Written request
Without pictures, output exactly the lines running from the line containing "Parse this screenshot: output" to the end of the listing below.

+-------+

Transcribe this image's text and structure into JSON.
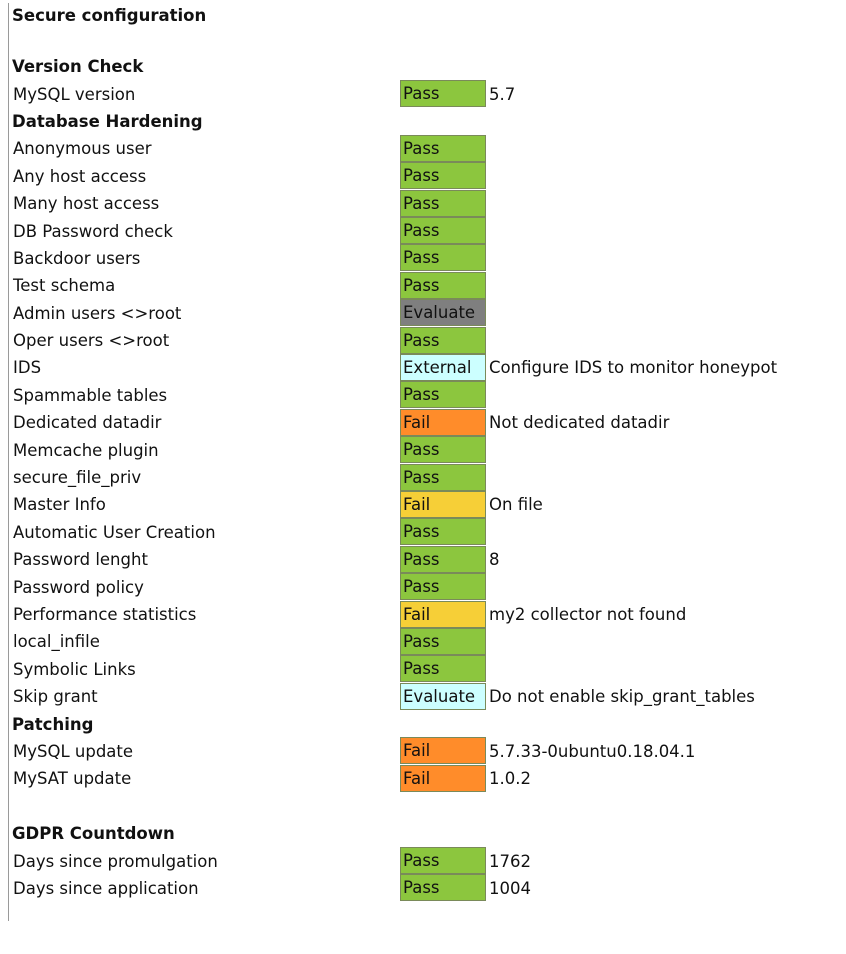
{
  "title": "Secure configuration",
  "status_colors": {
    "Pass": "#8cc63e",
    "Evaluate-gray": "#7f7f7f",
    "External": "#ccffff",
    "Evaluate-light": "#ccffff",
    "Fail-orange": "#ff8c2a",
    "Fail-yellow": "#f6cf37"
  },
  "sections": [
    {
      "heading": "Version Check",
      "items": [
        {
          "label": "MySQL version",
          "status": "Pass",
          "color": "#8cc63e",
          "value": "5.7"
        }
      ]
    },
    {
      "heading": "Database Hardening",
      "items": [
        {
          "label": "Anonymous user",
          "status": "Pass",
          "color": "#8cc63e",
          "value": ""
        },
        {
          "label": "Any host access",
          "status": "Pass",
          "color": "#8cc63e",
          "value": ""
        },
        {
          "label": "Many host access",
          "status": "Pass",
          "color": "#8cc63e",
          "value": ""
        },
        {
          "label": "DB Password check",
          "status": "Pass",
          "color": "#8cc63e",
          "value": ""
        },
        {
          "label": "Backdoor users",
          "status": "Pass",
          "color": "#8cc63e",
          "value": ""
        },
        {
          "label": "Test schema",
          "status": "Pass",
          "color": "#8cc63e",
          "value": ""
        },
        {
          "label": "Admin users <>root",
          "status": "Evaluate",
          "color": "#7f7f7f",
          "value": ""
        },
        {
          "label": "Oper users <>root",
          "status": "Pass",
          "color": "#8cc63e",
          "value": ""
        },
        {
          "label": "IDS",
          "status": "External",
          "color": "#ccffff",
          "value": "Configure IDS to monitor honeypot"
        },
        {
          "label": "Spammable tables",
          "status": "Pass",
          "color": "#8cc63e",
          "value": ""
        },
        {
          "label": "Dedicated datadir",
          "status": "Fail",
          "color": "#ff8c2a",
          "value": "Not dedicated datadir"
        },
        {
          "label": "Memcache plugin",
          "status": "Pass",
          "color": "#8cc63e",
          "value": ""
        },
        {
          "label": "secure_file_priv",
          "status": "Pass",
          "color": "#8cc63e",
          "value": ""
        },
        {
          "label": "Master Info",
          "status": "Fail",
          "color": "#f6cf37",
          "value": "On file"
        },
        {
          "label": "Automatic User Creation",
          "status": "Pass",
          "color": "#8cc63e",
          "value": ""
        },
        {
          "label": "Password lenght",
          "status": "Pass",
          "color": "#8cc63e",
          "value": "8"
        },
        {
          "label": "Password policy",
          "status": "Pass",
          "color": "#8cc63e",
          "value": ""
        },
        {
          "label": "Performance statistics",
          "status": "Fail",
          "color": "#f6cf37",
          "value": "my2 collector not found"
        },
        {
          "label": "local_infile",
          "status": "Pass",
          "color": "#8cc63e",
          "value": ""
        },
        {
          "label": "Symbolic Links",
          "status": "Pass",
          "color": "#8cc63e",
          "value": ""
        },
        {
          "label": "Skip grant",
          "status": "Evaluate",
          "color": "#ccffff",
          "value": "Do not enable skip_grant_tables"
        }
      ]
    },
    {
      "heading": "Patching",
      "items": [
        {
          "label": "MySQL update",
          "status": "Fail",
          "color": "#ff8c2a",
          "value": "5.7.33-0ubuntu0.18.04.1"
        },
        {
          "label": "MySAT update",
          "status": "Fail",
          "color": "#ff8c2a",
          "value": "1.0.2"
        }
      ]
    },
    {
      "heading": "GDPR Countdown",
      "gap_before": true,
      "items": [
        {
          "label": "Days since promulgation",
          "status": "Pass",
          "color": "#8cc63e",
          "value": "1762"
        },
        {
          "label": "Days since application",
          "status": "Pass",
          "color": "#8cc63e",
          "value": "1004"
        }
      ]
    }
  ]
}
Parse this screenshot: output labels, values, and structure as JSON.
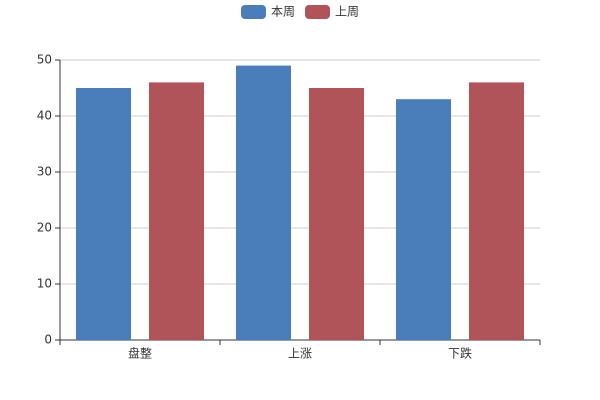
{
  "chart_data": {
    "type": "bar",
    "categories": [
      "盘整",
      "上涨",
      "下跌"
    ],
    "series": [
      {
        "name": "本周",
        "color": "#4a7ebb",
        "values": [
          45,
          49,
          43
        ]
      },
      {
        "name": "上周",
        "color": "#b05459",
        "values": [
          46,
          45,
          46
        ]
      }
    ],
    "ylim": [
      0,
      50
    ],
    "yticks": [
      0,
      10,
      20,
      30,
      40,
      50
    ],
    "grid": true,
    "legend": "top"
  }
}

+-------+

Task response
Parse this screenshot: output labels, values, and structure as JSON.
{
  "chart_data": {
    "type": "bar",
    "categories": [
      "盘整",
      "上涨",
      "下跌"
    ],
    "series": [
      {
        "name": "本周",
        "color": "#4a7ebb",
        "values": [
          45,
          49,
          43
        ]
      },
      {
        "name": "上周",
        "color": "#b05459",
        "values": [
          46,
          45,
          46
        ]
      }
    ],
    "ylim": [
      0,
      50
    ],
    "yticks": [
      0,
      10,
      20,
      30,
      40,
      50
    ],
    "grid": true,
    "legend": "top"
  }
}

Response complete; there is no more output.